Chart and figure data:
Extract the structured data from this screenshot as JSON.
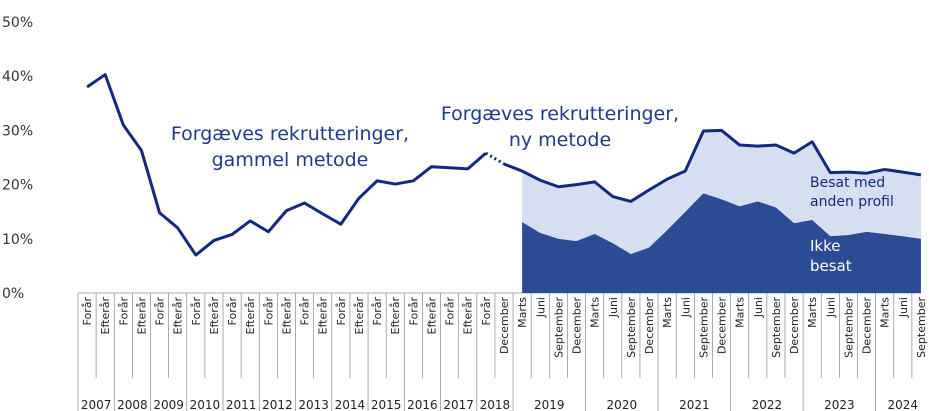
{
  "chart_data": {
    "type": "line_area",
    "categories": [
      "Forår",
      "Efterår",
      "Forår",
      "Efterår",
      "Forår",
      "Efterår",
      "Forår",
      "Efterår",
      "Forår",
      "Efterår",
      "Forår",
      "Efterår",
      "Forår",
      "Efterår",
      "Forår",
      "Efterår",
      "Forår",
      "Efterår",
      "Forår",
      "Efterår",
      "Forår",
      "Efterår",
      "Forår",
      "December",
      "Marts",
      "Juni",
      "September",
      "December",
      "Marts",
      "Juni",
      "September",
      "December",
      "Marts",
      "Juni",
      "September",
      "December",
      "Marts",
      "Juni",
      "September",
      "December",
      "Marts",
      "Juni",
      "September",
      "December",
      "Marts",
      "Juni",
      "September"
    ],
    "years": [
      "2007",
      "2008",
      "2009",
      "2010",
      "2011",
      "2012",
      "2013",
      "2014",
      "2015",
      "2016",
      "2017",
      "2018",
      "2019",
      "2020",
      "2021",
      "2022",
      "2023",
      "2024"
    ],
    "series": [
      {
        "name": "Forgæves rekrutteringer,\ngammel metode",
        "kind": "line",
        "color": "#13287f",
        "values": [
          38,
          40.3,
          31,
          26.3,
          14.8,
          12,
          7,
          9.7,
          10.8,
          13.3,
          11.3,
          15.2,
          16.6,
          14.6,
          12.7,
          17.5,
          20.7,
          20.1,
          20.7,
          23.3,
          23.1,
          22.9,
          25.8,
          null,
          null,
          null,
          null,
          null,
          null,
          null,
          null,
          null,
          null,
          null,
          null,
          null,
          null,
          null,
          null,
          null,
          null,
          null,
          null,
          null,
          null,
          null,
          null
        ]
      },
      {
        "name": "Forgæves rekrutteringer,\nny metode",
        "kind": "line",
        "color": "#13287f",
        "values": [
          null,
          null,
          null,
          null,
          null,
          null,
          null,
          null,
          null,
          null,
          null,
          null,
          null,
          null,
          null,
          null,
          null,
          null,
          null,
          null,
          null,
          null,
          null,
          23.8,
          22.5,
          20.8,
          19.6,
          20,
          20.5,
          17.8,
          16.9,
          19,
          21,
          22.5,
          29.9,
          30,
          27.3,
          27.1,
          27.3,
          25.8,
          27.9,
          22.2,
          22.3,
          22.1,
          22.8,
          22.3,
          21.8
        ]
      },
      {
        "name": "Ikke\nbesat",
        "kind": "area",
        "color": "#2c4b95",
        "values": [
          null,
          null,
          null,
          null,
          null,
          null,
          null,
          null,
          null,
          null,
          null,
          null,
          null,
          null,
          null,
          null,
          null,
          null,
          null,
          null,
          null,
          null,
          null,
          null,
          13.1,
          11.1,
          10,
          9.6,
          10.9,
          9.2,
          7.2,
          8.4,
          11.6,
          15,
          18.4,
          17.3,
          16,
          16.9,
          15.8,
          12.9,
          13.5,
          10.5,
          10.7,
          11.3,
          10.9,
          10.5,
          10
        ]
      },
      {
        "name": "Besat med\nanden profil",
        "kind": "area",
        "color": "#d6dff2",
        "values": [
          null,
          null,
          null,
          null,
          null,
          null,
          null,
          null,
          null,
          null,
          null,
          null,
          null,
          null,
          null,
          null,
          null,
          null,
          null,
          null,
          null,
          null,
          null,
          null,
          9.4,
          9.7,
          9.6,
          10.4,
          9.6,
          8.6,
          9.7,
          10.6,
          9.4,
          7.5,
          11.5,
          12.7,
          11.3,
          10.2,
          11.5,
          12.9,
          14.4,
          11.7,
          11.6,
          10.8,
          11.9,
          11.8,
          11.8
        ]
      }
    ],
    "ylim": [
      0,
      50
    ],
    "yticks": [
      {
        "value": 0,
        "label": "0%"
      },
      {
        "value": 10,
        "label": "10%"
      },
      {
        "value": 20,
        "label": "20%"
      },
      {
        "value": 30,
        "label": "30%"
      },
      {
        "value": 40,
        "label": "40%"
      },
      {
        "value": 50,
        "label": "50%"
      }
    ]
  }
}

PROBLEM DESCRIPTION:
Copy out each line of the records where the string "rekrutteringer" appears.

THE ANSWER:
        "name": "Forgæves rekrutteringer,\ngammel metode",
        "name": "Forgæves rekrutteringer,\nny metode",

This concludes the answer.